**EXERCISE:** Please output the entries below from the line that contains "Extract all readable text from this page." through the final line, reproduced exactly and alone.

**Records contained in a dataset:**
== == ==
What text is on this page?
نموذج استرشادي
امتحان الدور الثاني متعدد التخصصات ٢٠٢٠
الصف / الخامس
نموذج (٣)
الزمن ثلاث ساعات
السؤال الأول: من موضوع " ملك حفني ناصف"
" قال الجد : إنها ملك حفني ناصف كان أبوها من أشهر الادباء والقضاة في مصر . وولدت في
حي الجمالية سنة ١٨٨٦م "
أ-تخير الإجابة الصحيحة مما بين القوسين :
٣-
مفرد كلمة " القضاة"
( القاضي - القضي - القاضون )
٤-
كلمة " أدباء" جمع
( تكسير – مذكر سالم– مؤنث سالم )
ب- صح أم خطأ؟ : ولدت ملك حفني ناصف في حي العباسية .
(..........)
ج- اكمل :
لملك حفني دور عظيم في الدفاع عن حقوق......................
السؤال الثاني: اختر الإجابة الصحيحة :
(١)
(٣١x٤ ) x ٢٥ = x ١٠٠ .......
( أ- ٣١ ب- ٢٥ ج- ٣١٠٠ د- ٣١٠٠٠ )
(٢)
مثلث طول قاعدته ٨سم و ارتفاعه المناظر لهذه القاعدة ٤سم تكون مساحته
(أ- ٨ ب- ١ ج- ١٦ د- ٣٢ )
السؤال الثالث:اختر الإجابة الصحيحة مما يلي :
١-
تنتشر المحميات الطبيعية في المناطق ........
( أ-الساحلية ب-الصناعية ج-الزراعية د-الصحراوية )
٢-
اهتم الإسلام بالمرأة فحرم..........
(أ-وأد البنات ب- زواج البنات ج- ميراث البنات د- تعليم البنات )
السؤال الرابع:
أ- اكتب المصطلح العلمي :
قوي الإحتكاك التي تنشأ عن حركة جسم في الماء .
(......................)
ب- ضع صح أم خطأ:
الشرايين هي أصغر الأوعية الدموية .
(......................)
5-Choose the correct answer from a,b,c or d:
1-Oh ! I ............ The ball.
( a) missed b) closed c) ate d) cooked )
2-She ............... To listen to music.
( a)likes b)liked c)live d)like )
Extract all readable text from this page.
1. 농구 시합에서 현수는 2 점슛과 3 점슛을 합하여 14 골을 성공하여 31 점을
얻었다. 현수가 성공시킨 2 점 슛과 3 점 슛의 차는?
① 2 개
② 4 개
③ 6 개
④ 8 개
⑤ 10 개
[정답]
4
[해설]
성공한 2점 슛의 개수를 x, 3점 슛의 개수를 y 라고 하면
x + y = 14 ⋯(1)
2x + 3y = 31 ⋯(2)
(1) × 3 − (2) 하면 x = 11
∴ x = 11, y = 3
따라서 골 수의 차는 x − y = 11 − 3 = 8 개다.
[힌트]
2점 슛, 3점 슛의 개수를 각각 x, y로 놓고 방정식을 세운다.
== == ==
**ANSWER FOR THE TASK:**
Extract all readable text from this page.
1. 농구 시합에서 현수는 2 점슛과 3 점슛을 합하여 14 골을 성공하여 31 점을
얻었다. 현수가 성공시킨 2 점 슛과 3 점 슛의 차는?
① 2 개
② 4 개
③ 6 개
④ 8 개
⑤ 10 개
[정답]
4
[해설]
성공한 2점 슛의 개수를 x, 3점 슛의 개수를 y 라고 하면
x + y = 14 ⋯(1)
2x + 3y = 31 ⋯(2)
(1) × 3 − (2) 하면 x = 11
∴ x = 11, y = 3
따라서 골 수의 차는 x − y = 11 − 3 = 8 개다.
[힌트]
2점 슛, 3점 슛의 개수를 각각 x, y로 놓고 방정식을 세운다.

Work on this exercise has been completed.